▶ _SET EXERCISE_:
Find each line containing the word "note" and report how many there are. Add nothing else.

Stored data

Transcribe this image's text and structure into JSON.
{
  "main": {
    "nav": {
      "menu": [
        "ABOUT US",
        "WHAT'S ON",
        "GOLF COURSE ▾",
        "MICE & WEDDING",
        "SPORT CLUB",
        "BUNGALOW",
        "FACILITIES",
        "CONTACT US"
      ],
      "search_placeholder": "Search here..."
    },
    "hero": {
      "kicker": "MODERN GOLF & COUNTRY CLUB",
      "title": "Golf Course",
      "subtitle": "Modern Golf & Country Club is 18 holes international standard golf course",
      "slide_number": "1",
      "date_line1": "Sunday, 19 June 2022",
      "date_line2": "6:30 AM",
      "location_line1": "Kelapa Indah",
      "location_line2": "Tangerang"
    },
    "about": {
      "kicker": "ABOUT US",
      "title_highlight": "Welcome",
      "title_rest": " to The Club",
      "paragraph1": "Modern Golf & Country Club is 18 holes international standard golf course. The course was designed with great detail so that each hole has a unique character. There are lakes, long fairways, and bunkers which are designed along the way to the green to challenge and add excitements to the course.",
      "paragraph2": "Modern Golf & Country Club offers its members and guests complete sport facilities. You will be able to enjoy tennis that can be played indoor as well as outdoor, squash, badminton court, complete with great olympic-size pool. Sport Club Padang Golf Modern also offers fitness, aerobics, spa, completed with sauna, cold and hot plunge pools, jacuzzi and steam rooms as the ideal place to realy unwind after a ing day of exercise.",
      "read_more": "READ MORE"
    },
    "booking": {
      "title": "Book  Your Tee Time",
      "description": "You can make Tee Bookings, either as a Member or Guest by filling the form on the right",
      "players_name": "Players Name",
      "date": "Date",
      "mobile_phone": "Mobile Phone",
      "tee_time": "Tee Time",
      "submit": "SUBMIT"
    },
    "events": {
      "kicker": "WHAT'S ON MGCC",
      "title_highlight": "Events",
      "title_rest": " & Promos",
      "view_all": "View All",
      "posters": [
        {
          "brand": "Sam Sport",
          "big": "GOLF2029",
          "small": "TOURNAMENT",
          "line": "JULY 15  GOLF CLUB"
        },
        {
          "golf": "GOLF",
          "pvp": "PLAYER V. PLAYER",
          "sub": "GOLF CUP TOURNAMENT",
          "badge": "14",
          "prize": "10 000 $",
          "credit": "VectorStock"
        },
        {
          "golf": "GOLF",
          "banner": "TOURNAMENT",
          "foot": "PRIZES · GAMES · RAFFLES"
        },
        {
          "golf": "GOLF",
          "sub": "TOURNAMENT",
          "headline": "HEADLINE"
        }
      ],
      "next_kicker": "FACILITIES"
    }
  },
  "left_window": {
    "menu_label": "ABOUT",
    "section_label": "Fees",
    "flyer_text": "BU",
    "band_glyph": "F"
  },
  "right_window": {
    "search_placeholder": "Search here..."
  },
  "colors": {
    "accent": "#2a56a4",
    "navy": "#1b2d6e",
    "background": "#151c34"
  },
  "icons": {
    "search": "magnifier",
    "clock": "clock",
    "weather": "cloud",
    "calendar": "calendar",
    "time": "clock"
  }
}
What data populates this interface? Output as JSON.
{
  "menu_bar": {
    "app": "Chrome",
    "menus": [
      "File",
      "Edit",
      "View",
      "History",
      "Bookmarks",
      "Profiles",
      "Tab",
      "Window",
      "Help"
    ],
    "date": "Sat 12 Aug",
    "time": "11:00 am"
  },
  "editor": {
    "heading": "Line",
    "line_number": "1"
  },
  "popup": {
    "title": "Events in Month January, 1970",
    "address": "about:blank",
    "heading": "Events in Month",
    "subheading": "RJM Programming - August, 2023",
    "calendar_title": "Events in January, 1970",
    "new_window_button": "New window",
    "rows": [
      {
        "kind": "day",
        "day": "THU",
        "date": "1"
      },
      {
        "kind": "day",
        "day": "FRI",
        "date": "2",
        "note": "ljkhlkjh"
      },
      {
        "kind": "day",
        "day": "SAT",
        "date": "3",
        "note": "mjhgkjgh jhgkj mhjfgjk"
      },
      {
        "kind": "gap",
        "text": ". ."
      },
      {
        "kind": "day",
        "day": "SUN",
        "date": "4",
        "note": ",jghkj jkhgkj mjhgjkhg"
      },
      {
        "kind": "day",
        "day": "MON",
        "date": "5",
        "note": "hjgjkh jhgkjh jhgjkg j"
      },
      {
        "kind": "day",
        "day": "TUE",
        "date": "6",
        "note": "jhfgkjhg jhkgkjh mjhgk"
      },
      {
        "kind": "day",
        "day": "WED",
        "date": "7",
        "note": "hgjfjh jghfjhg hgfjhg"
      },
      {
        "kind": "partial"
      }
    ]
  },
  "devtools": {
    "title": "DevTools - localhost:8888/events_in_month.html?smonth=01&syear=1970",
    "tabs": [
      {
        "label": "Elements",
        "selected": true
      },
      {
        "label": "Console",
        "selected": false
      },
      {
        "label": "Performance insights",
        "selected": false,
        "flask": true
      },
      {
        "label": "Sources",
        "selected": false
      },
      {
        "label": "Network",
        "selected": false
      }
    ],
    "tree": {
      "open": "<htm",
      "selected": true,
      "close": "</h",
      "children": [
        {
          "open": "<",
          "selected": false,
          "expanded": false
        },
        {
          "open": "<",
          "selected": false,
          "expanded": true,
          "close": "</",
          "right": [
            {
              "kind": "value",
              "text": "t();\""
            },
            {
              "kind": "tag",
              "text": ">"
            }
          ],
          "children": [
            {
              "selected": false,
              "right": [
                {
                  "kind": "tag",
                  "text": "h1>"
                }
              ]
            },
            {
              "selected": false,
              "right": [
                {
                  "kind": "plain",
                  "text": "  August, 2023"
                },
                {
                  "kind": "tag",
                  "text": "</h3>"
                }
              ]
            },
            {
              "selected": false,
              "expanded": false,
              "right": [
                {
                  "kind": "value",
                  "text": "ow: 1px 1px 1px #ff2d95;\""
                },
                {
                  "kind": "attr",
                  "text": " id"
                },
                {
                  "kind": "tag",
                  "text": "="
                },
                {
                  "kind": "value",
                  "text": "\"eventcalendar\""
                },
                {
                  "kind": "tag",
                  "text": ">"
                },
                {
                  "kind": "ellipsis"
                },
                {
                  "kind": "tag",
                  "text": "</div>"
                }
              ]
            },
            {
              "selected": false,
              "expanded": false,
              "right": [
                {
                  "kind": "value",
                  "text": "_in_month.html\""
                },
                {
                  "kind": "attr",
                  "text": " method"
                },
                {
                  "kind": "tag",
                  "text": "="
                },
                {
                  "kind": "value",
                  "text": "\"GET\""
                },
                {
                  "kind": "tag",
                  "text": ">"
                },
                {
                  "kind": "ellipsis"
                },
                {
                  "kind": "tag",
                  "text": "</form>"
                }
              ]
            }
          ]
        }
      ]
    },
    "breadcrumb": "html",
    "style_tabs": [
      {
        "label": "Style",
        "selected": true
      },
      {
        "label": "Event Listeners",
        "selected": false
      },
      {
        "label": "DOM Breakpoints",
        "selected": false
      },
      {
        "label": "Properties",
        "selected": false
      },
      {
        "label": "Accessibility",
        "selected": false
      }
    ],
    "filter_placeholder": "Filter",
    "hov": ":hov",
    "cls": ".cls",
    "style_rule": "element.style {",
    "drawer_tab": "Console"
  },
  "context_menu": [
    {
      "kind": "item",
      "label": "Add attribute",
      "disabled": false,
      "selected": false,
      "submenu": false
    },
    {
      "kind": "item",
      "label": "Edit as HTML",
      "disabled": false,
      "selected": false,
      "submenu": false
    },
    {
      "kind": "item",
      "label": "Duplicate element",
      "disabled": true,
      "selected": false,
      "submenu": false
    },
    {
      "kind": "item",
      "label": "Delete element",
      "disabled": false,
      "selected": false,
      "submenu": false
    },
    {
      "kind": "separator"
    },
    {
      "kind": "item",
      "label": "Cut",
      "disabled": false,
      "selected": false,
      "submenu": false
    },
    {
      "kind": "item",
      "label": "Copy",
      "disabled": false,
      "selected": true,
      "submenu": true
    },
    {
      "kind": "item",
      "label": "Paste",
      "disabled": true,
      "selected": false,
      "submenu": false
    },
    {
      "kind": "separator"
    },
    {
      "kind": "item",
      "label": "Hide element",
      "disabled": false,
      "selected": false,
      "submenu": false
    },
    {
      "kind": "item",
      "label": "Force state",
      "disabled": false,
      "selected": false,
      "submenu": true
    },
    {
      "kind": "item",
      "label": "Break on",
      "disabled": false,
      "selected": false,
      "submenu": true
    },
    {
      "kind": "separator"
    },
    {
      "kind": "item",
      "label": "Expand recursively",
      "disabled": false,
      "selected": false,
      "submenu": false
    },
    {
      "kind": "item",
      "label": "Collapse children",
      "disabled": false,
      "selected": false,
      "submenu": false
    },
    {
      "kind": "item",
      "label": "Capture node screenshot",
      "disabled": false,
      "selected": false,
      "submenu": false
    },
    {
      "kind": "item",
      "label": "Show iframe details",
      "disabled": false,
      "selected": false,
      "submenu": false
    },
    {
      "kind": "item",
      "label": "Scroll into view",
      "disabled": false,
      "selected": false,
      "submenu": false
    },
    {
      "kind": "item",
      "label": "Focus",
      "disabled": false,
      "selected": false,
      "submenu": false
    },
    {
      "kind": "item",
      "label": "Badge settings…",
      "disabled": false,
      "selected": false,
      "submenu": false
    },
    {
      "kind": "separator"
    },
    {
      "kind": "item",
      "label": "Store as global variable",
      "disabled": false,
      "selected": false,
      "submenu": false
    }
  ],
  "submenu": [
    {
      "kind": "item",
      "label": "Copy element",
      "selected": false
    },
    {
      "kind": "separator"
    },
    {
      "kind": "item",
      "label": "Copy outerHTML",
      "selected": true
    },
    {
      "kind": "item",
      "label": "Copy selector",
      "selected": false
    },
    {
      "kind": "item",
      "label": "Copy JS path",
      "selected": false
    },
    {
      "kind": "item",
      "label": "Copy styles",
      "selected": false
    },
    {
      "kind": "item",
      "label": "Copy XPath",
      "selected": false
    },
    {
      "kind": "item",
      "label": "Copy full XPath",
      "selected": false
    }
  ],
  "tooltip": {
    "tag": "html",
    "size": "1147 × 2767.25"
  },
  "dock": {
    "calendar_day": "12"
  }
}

▶ _WORKED SOLUTION_:
6